Would you transcribe the listing that follows, character for character, and omit its images?

Stored rows:
· · · · ·
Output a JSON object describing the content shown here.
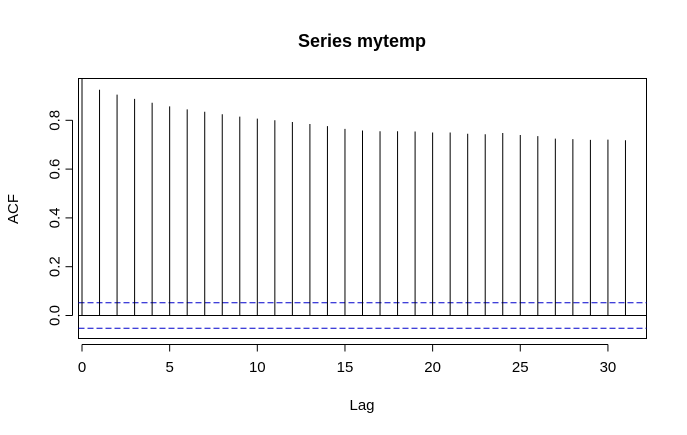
{
  "chart_data": {
    "type": "bar",
    "title": "Series  mytemp",
    "xlabel": "Lag",
    "ylabel": "ACF",
    "xlim": [
      0,
      31
    ],
    "ylim": [
      -0.07,
      0.93
    ],
    "x_ticks": [
      0,
      5,
      10,
      15,
      20,
      25,
      30
    ],
    "y_ticks": [
      0.0,
      0.2,
      0.4,
      0.6,
      0.8
    ],
    "y_tick_labels": [
      "0.0",
      "0.2",
      "0.4",
      "0.6",
      "0.8"
    ],
    "lags": [
      0,
      1,
      2,
      3,
      4,
      5,
      6,
      7,
      8,
      9,
      10,
      11,
      12,
      13,
      14,
      15,
      16,
      17,
      18,
      19,
      20,
      21,
      22,
      23,
      24,
      25,
      26,
      27,
      28,
      29,
      30,
      31
    ],
    "acf": [
      1.0,
      0.925,
      0.905,
      0.888,
      0.872,
      0.857,
      0.845,
      0.835,
      0.825,
      0.815,
      0.807,
      0.8,
      0.793,
      0.785,
      0.776,
      0.765,
      0.758,
      0.755,
      0.755,
      0.754,
      0.75,
      0.75,
      0.745,
      0.743,
      0.748,
      0.74,
      0.735,
      0.725,
      0.723,
      0.72,
      0.721,
      0.718
    ],
    "confidence_bounds": [
      0.052,
      -0.052
    ],
    "ci_color": "#0000cc",
    "bar_color": "#000000",
    "grid": false
  }
}
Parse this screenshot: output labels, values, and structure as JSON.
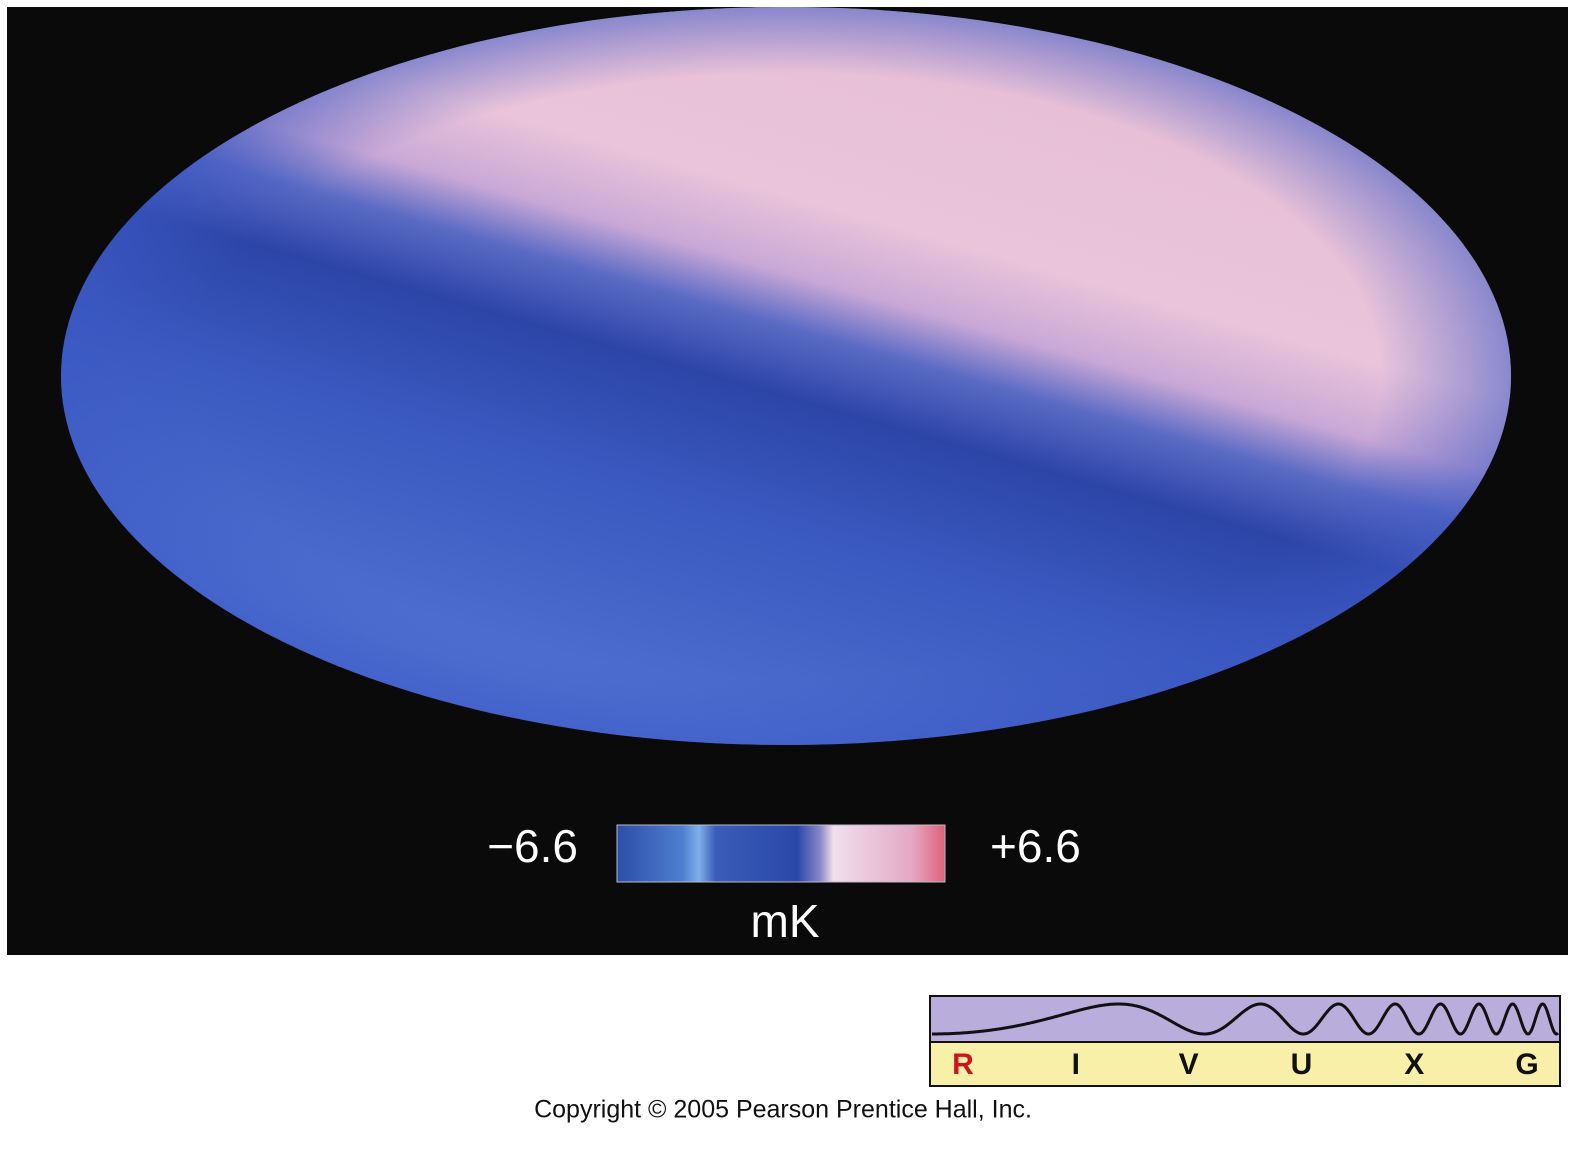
· · · · ·
Output of the exercise:
Output a JSON object describing the content shown here.
{
  "chart_data": {
    "type": "bar",
    "title": "Series  mytemp",
    "xlabel": "Lag",
    "ylabel": "ACF",
    "xlim": [
      0,
      31
    ],
    "ylim": [
      -0.07,
      0.93
    ],
    "x_ticks": [
      0,
      5,
      10,
      15,
      20,
      25,
      30
    ],
    "y_ticks": [
      0.0,
      0.2,
      0.4,
      0.6,
      0.8
    ],
    "y_tick_labels": [
      "0.0",
      "0.2",
      "0.4",
      "0.6",
      "0.8"
    ],
    "lags": [
      0,
      1,
      2,
      3,
      4,
      5,
      6,
      7,
      8,
      9,
      10,
      11,
      12,
      13,
      14,
      15,
      16,
      17,
      18,
      19,
      20,
      21,
      22,
      23,
      24,
      25,
      26,
      27,
      28,
      29,
      30,
      31
    ],
    "acf": [
      1.0,
      0.925,
      0.905,
      0.888,
      0.872,
      0.857,
      0.845,
      0.835,
      0.825,
      0.815,
      0.807,
      0.8,
      0.793,
      0.785,
      0.776,
      0.765,
      0.758,
      0.755,
      0.755,
      0.754,
      0.75,
      0.75,
      0.745,
      0.743,
      0.748,
      0.74,
      0.735,
      0.725,
      0.723,
      0.72,
      0.721,
      0.718
    ],
    "confidence_bounds": [
      0.052,
      -0.052
    ],
    "ci_color": "#0000cc",
    "bar_color": "#000000",
    "grid": false
  }
}
Parse this screenshot: output labels, values, and structure as JSON.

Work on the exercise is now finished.